Collection entries:
· · ·
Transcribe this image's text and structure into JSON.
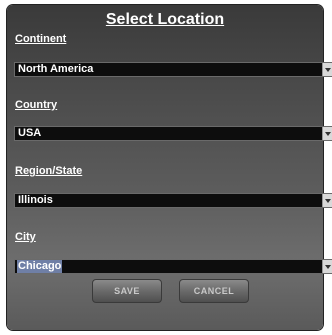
{
  "dialog": {
    "title": "Select Location",
    "continent": {
      "label": "Continent",
      "value": "North America"
    },
    "country": {
      "label": "Country",
      "value": "USA"
    },
    "region": {
      "label": "Region/State",
      "value": "Illinois"
    },
    "city": {
      "label": "City",
      "value": "Chicago"
    },
    "buttons": {
      "save": "SAVE",
      "cancel": "CANCEL"
    }
  },
  "icons": {
    "dropdown": "chevron-down-icon"
  }
}
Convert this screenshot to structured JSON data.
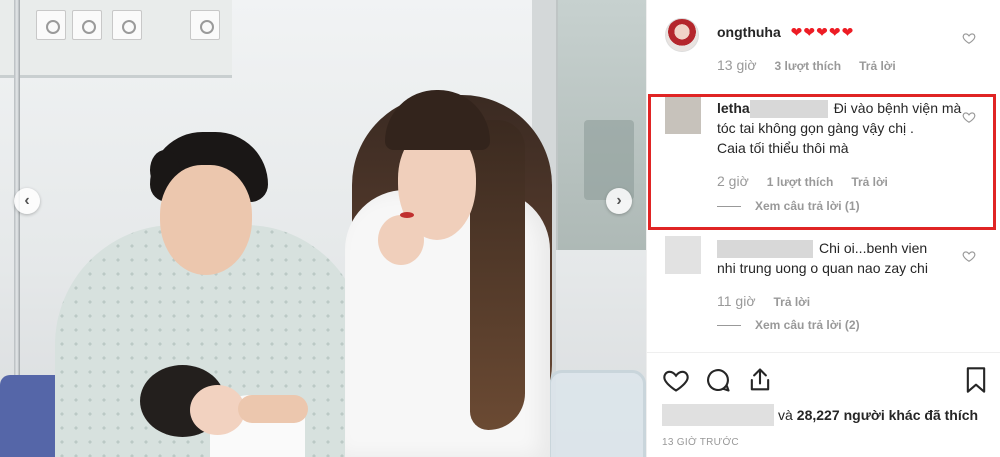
{
  "post": {
    "nav": {
      "prev_glyph": "‹",
      "next_glyph": "›"
    },
    "comments": [
      {
        "username": "ongthuha",
        "text": "❤❤❤❤❤",
        "time": "13 giờ",
        "likes": "3 lượt thích",
        "reply": "Trả lời",
        "avatar_icon": "profile-avatar"
      },
      {
        "username": "letha",
        "text": "Đi vào bệnh viện mà tóc tai không gọn gàng vậy chị . Caia tối thiểu thôi mà",
        "line1": "Đi vào bệnh viện mà",
        "line2": "tóc tai không gọn gàng vậy chị .",
        "line3": "Caia tối thiểu thôi mà",
        "time": "2 giờ",
        "likes": "1 lượt thích",
        "reply": "Trả lời",
        "view_replies": "Xem câu trả lời (1)",
        "highlighted": true
      },
      {
        "username": "",
        "text": "Chi oi...benh vien nhi trung uong o quan nao zay chi",
        "line1": "Chi oi...benh vien",
        "line2": "nhi trung uong o quan nao zay chi",
        "time": "11 giờ",
        "reply": "Trả lời",
        "view_replies": "Xem câu trả lời (2)"
      }
    ],
    "actions": {
      "like_icon": "heart-outline-icon",
      "comment_icon": "comment-bubble-icon",
      "share_icon": "share-upload-icon",
      "save_icon": "bookmark-icon"
    },
    "likes_summary": {
      "and_text": "và",
      "count": "28,227",
      "rest": "người khác đã thích"
    },
    "posted_ago": "13 GIỜ TRƯỚC"
  },
  "colors": {
    "highlight_border": "#e02424",
    "heart_red": "#ed1c24",
    "meta_gray": "#999999",
    "text_dark": "#262626"
  }
}
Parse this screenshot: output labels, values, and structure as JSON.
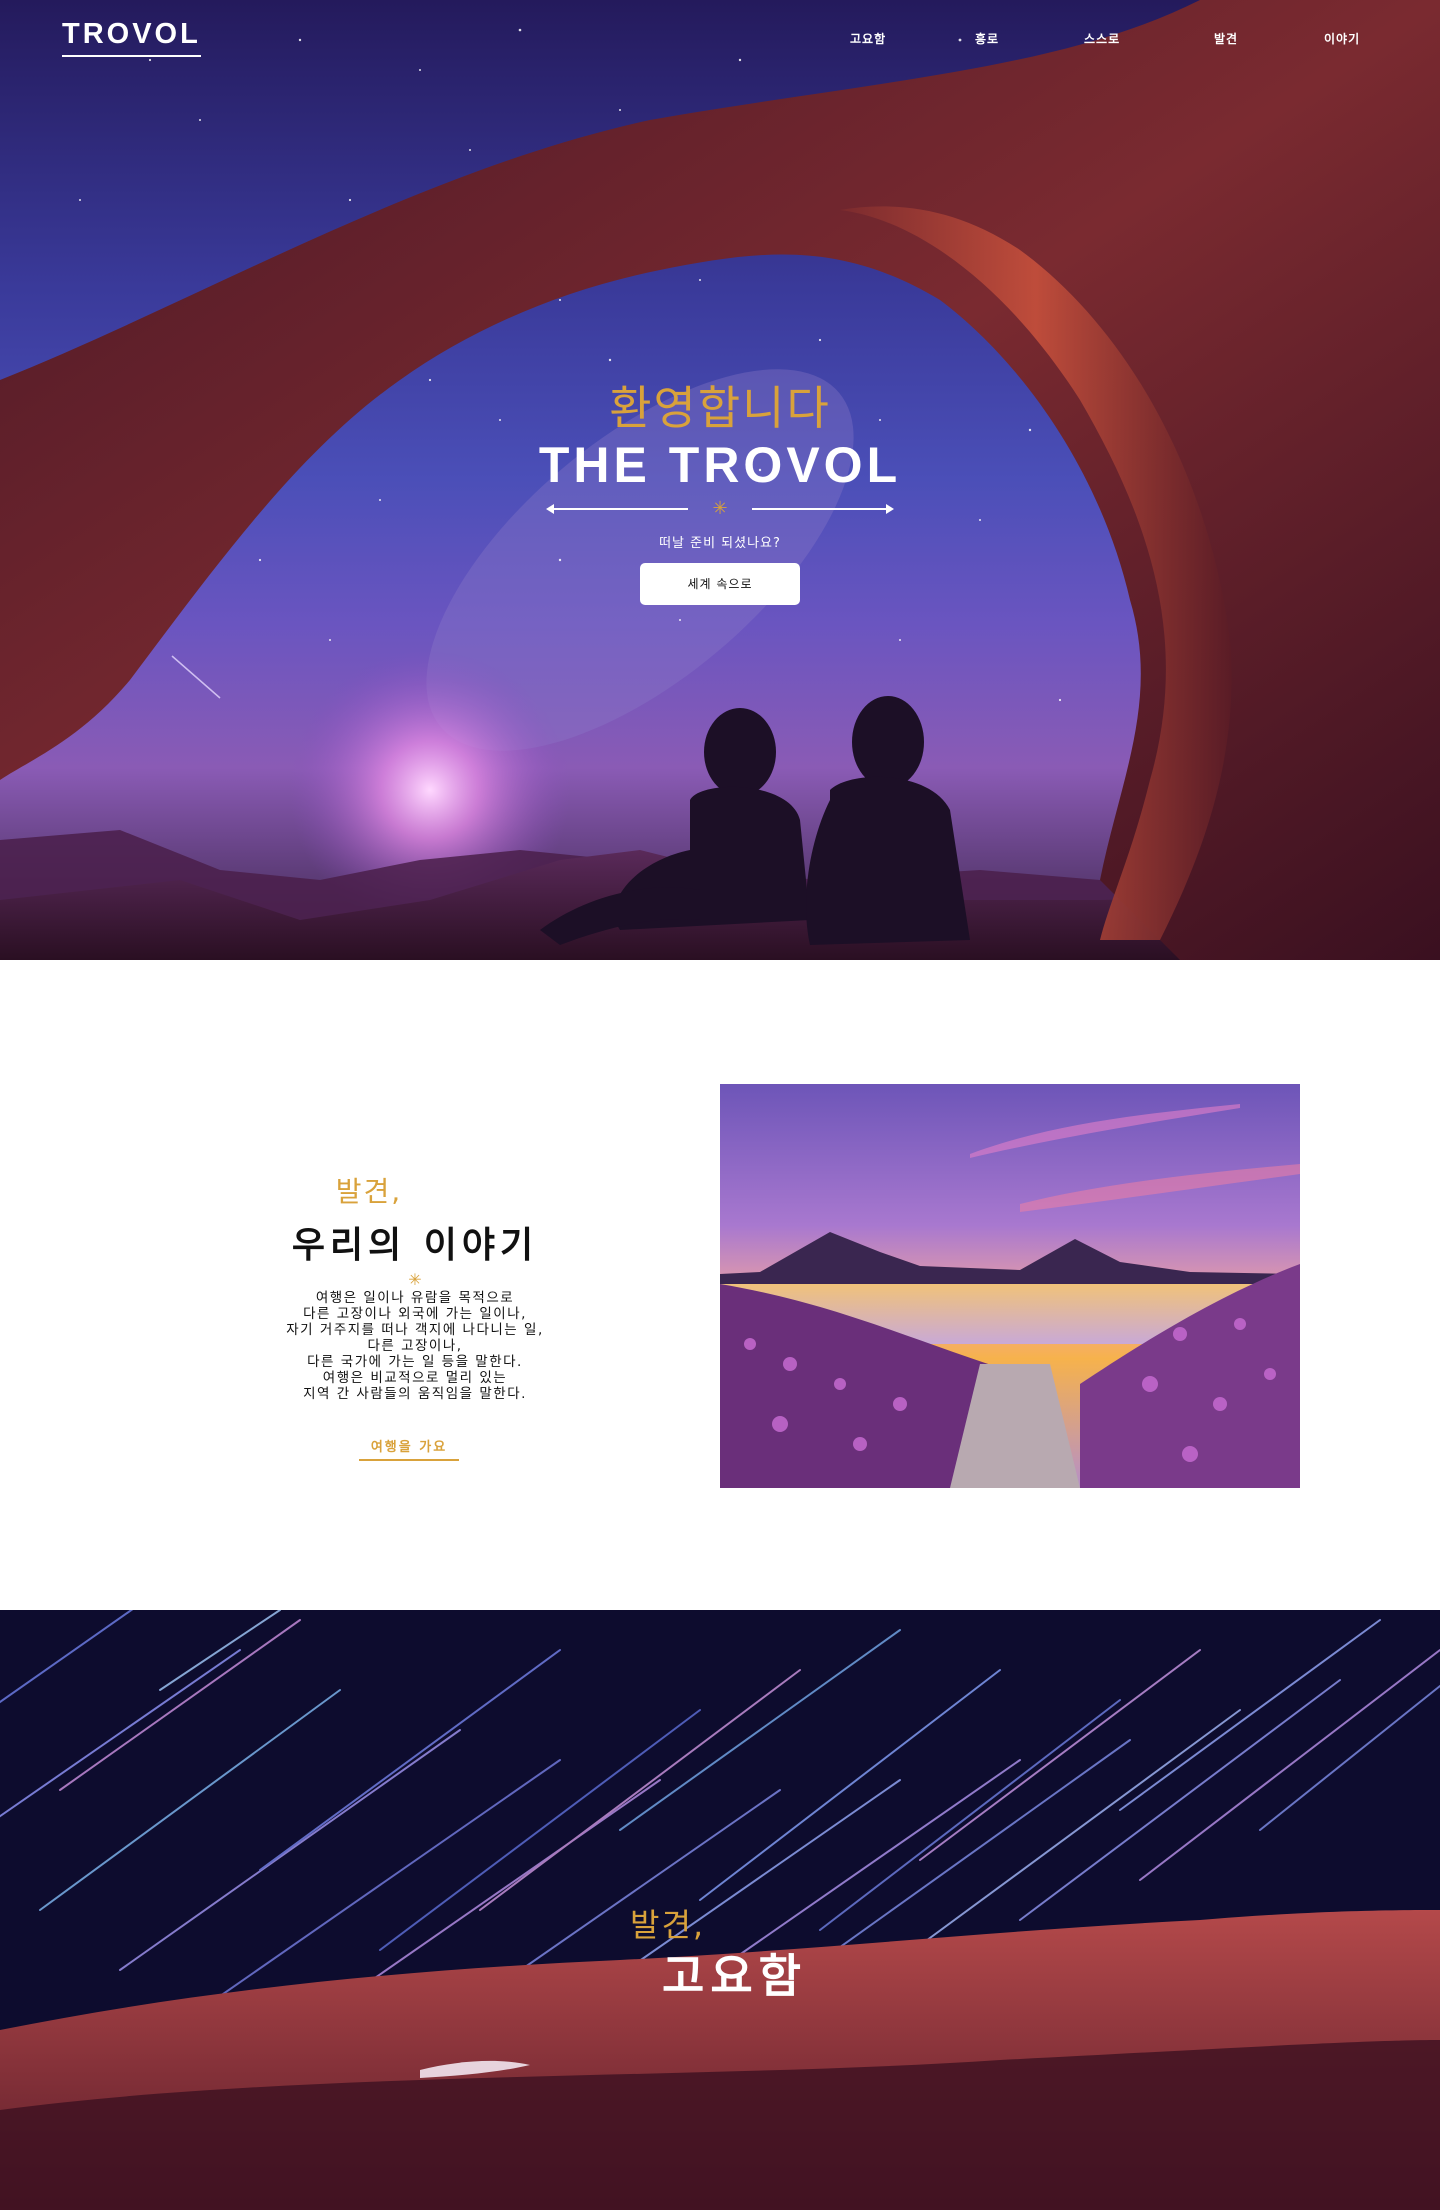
{
  "brand": {
    "logo": "TROVOL"
  },
  "nav": {
    "items": [
      "고요함",
      "흥로",
      "스스로",
      "발견",
      "이야기"
    ]
  },
  "hero": {
    "welcome": "환영합니다",
    "title": "THE TROVOL",
    "subtitle": "떠날 준비 되셨나요?",
    "cta": "세계 속으로"
  },
  "story": {
    "eyebrow": "발견,",
    "title": "우리의 이야기",
    "body": [
      "여행은 일이나 유람을 목적으로",
      "다른 고장이나 외국에 가는 일이나,",
      "자기 거주지를 떠나 객지에 나다니는 일,",
      "다른 고장이나,",
      "다른 국가에 가는 일 등을 말한다.",
      "여행은 비교적으로 멀리 있는",
      "지역 간 사람들의 움직임을 말한다."
    ],
    "link": "여행을 가요"
  },
  "trails": {
    "eyebrow": "발견,",
    "title": "고요함"
  },
  "colors": {
    "accent": "#d9a23b",
    "text": "#111111",
    "white": "#ffffff"
  },
  "icons": {
    "divider": "sparkle-icon"
  }
}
· · ·
Transcribe the whole listing, character for character, but not its images.

» Solved exercise:
Transcribe this image's text and structure into JSON.
{
  "dialog": {
    "title": "Select Location",
    "continent": {
      "label": "Continent",
      "value": "North America"
    },
    "country": {
      "label": "Country",
      "value": "USA"
    },
    "region": {
      "label": "Region/State",
      "value": "Illinois"
    },
    "city": {
      "label": "City",
      "value": "Chicago"
    },
    "buttons": {
      "save": "SAVE",
      "cancel": "CANCEL"
    }
  },
  "icons": {
    "dropdown": "chevron-down-icon"
  }
}
Convert this screenshot to structured JSON data.
{
  "post": {
    "nav": {
      "prev_glyph": "‹",
      "next_glyph": "›"
    },
    "comments": [
      {
        "username": "ongthuha",
        "text": "❤❤❤❤❤",
        "time": "13 giờ",
        "likes": "3 lượt thích",
        "reply": "Trả lời",
        "avatar_icon": "profile-avatar"
      },
      {
        "username": "letha",
        "text": "Đi vào bệnh viện mà tóc tai không gọn gàng vậy chị . Caia tối thiểu thôi mà",
        "line1": "Đi vào bệnh viện mà",
        "line2": "tóc tai không gọn gàng vậy chị .",
        "line3": "Caia tối thiểu thôi mà",
        "time": "2 giờ",
        "likes": "1 lượt thích",
        "reply": "Trả lời",
        "view_replies": "Xem câu trả lời (1)",
        "highlighted": true
      },
      {
        "username": "",
        "text": "Chi oi...benh vien nhi trung uong o quan nao zay chi",
        "line1": "Chi oi...benh vien",
        "line2": "nhi trung uong o quan nao zay chi",
        "time": "11 giờ",
        "reply": "Trả lời",
        "view_replies": "Xem câu trả lời (2)"
      }
    ],
    "actions": {
      "like_icon": "heart-outline-icon",
      "comment_icon": "comment-bubble-icon",
      "share_icon": "share-upload-icon",
      "save_icon": "bookmark-icon"
    },
    "likes_summary": {
      "and_text": "và",
      "count": "28,227",
      "rest": "người khác đã thích"
    },
    "posted_ago": "13 GIỜ TRƯỚC"
  },
  "colors": {
    "highlight_border": "#e02424",
    "heart_red": "#ed1c24",
    "meta_gray": "#999999",
    "text_dark": "#262626"
  }
}
Parse this screenshot: output labels, values, and structure as JSON.
{
  "brand": {
    "logo": "TROVOL"
  },
  "nav": {
    "items": [
      "고요함",
      "흥로",
      "스스로",
      "발견",
      "이야기"
    ]
  },
  "hero": {
    "welcome": "환영합니다",
    "title": "THE TROVOL",
    "subtitle": "떠날 준비 되셨나요?",
    "cta": "세계 속으로"
  },
  "story": {
    "eyebrow": "발견,",
    "title": "우리의 이야기",
    "body": [
      "여행은 일이나 유람을 목적으로",
      "다른 고장이나 외국에 가는 일이나,",
      "자기 거주지를 떠나 객지에 나다니는 일,",
      "다른 고장이나,",
      "다른 국가에 가는 일 등을 말한다.",
      "여행은 비교적으로 멀리 있는",
      "지역 간 사람들의 움직임을 말한다."
    ],
    "link": "여행을 가요"
  },
  "trails": {
    "eyebrow": "발견,",
    "title": "고요함"
  },
  "colors": {
    "accent": "#d9a23b",
    "text": "#111111",
    "white": "#ffffff"
  },
  "icons": {
    "divider": "sparkle-icon"
  }
}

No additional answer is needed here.